Aim of the exercise:
How many lines of the material below contain the string "печени"? Answer with the number and nothing else.

Task data:
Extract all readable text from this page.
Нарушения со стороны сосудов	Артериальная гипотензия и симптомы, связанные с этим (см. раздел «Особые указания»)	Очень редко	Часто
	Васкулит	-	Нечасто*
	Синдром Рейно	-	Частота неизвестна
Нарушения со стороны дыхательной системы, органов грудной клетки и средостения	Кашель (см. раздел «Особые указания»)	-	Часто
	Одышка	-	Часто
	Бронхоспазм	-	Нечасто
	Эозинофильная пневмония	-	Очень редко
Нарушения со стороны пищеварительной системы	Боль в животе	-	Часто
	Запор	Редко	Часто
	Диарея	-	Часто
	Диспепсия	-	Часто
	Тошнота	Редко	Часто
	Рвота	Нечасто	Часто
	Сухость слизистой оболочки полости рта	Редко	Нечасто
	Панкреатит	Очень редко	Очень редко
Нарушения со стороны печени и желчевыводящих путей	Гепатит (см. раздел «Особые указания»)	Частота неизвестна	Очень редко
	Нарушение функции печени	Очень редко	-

Task result:
2